> **Directions**: Tally the lines in these records that hold the string "title", and reply with the number alone.
◇ ◇ ◇ ◇ ◇ ◇ ◇
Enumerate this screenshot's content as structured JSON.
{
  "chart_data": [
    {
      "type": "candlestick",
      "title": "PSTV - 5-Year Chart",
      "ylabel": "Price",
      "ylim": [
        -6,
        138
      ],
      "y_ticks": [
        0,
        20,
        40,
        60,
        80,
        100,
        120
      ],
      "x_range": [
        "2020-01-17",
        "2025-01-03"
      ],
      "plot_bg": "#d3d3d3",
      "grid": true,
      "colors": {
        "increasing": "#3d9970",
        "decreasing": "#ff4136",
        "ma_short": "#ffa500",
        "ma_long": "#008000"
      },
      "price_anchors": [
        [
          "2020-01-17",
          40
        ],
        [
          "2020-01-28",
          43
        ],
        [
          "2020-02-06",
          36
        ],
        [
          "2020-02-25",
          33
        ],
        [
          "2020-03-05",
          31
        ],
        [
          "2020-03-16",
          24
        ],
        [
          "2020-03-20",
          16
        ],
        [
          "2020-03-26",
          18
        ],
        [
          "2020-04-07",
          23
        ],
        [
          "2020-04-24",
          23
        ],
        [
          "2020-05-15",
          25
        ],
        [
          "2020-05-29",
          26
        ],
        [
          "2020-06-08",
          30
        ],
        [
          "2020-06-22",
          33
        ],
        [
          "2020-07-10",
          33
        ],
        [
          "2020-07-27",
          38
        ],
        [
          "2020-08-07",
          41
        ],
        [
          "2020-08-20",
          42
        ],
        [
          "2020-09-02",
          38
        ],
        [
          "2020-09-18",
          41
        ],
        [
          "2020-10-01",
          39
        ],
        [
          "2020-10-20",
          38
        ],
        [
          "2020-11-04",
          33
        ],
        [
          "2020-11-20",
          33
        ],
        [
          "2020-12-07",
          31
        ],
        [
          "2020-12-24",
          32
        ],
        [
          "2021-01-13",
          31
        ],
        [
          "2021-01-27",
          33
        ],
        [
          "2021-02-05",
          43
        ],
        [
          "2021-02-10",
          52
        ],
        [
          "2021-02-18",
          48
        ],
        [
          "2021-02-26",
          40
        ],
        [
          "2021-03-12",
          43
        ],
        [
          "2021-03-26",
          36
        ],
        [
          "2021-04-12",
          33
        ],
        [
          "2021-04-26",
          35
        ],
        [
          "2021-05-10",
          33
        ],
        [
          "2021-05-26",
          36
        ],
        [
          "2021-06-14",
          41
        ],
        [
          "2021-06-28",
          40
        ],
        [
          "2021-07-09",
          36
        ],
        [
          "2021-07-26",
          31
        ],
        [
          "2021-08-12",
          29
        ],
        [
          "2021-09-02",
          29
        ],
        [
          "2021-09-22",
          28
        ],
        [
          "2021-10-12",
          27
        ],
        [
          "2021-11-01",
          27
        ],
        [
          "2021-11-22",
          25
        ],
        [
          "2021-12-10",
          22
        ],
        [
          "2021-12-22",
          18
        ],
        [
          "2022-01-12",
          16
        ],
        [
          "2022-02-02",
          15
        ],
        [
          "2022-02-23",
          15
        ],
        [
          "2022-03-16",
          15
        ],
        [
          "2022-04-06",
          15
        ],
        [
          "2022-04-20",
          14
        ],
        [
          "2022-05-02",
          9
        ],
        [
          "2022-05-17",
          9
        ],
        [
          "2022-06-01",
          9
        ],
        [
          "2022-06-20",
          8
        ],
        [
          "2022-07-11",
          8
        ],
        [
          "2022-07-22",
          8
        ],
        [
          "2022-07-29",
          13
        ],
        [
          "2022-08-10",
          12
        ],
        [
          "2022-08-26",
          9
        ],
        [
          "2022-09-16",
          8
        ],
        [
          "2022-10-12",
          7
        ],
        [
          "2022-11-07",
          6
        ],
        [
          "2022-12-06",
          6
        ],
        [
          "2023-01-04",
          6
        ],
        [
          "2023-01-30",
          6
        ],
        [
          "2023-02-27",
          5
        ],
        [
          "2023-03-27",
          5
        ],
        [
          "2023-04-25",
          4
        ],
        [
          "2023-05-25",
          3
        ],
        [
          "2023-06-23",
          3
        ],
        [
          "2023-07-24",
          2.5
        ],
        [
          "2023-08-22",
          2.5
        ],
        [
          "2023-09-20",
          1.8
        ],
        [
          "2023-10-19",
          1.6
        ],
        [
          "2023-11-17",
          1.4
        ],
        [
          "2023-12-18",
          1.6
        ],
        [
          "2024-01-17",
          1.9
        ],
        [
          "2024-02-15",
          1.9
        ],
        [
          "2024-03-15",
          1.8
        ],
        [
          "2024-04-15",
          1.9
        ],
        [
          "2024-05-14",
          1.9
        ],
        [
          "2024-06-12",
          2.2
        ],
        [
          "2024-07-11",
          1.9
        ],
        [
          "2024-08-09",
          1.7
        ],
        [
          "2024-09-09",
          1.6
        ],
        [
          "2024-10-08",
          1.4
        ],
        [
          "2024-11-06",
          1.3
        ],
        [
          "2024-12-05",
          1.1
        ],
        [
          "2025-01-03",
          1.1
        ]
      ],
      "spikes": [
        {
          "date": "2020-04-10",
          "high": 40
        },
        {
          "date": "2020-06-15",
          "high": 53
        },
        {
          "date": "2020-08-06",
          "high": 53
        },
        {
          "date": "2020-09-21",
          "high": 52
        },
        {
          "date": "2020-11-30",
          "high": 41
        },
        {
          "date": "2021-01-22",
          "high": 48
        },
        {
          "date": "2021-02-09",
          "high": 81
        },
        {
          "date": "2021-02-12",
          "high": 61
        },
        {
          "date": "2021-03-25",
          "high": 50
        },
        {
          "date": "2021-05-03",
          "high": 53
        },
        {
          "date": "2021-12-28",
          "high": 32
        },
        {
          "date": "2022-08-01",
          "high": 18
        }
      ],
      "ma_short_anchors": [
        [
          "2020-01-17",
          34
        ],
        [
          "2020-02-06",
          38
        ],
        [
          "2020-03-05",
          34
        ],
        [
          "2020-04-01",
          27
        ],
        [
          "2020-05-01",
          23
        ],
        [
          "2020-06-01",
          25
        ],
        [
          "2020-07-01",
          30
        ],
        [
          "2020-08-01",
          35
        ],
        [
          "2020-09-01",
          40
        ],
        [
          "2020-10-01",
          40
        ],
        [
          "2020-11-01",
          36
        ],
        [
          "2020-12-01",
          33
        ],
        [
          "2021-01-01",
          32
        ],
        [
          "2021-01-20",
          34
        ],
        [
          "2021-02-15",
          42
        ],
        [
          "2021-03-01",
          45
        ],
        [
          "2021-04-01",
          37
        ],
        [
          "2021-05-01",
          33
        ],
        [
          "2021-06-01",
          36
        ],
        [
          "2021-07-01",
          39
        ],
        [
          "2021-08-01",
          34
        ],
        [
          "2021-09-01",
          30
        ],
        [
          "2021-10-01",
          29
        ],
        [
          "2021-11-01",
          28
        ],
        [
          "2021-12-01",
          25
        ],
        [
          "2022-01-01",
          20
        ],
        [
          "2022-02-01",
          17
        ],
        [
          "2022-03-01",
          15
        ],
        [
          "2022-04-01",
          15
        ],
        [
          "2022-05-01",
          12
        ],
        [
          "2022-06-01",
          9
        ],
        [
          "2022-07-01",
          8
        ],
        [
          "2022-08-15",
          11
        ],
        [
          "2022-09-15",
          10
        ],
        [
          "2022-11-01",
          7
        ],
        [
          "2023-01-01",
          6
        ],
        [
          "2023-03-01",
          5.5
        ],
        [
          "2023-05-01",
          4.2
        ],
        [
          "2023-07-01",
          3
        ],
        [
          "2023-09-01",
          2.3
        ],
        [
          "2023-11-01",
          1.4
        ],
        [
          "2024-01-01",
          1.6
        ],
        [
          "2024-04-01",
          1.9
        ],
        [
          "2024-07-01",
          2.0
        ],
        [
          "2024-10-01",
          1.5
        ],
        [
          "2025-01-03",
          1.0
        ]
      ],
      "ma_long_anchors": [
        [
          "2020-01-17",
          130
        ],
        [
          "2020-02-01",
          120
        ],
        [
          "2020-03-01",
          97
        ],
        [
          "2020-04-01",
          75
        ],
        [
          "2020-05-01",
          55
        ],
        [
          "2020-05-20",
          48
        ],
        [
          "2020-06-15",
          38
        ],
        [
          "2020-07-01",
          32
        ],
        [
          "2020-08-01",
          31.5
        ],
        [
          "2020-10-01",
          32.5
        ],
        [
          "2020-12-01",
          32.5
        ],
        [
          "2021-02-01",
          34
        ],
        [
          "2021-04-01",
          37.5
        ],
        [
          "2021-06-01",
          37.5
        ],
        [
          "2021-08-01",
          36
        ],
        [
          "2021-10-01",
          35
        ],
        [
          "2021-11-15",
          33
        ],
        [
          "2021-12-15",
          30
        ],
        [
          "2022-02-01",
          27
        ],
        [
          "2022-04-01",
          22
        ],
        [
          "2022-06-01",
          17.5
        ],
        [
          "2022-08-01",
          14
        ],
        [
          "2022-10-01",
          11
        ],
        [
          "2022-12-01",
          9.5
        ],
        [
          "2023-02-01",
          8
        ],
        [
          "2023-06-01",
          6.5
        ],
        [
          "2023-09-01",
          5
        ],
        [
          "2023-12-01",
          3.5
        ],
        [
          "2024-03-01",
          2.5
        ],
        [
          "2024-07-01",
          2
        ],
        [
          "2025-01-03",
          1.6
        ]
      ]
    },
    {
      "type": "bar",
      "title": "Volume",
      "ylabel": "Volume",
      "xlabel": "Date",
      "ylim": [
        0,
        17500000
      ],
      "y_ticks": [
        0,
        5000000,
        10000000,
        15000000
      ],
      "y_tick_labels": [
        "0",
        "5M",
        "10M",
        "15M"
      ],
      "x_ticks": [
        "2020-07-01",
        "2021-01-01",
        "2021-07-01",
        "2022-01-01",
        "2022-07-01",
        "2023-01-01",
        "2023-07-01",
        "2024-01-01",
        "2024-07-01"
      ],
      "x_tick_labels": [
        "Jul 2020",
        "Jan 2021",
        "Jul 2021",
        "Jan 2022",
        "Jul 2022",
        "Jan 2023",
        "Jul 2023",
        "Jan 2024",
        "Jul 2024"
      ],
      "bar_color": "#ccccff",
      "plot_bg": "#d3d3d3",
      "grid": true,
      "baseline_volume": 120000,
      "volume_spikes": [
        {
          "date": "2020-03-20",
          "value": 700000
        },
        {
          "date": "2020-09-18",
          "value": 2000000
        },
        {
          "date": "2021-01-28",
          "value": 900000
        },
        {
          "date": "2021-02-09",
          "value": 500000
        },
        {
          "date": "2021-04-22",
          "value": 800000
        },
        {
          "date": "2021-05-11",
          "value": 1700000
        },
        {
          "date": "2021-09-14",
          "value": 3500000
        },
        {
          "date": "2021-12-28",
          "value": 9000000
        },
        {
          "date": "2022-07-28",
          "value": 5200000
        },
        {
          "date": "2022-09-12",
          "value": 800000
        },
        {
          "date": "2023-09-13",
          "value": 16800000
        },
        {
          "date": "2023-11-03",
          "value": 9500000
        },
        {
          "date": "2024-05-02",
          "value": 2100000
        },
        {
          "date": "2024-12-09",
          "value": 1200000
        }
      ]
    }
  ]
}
◇ ◇ ◇ ◇ ◇ ◇ ◇
> **Full output**: 2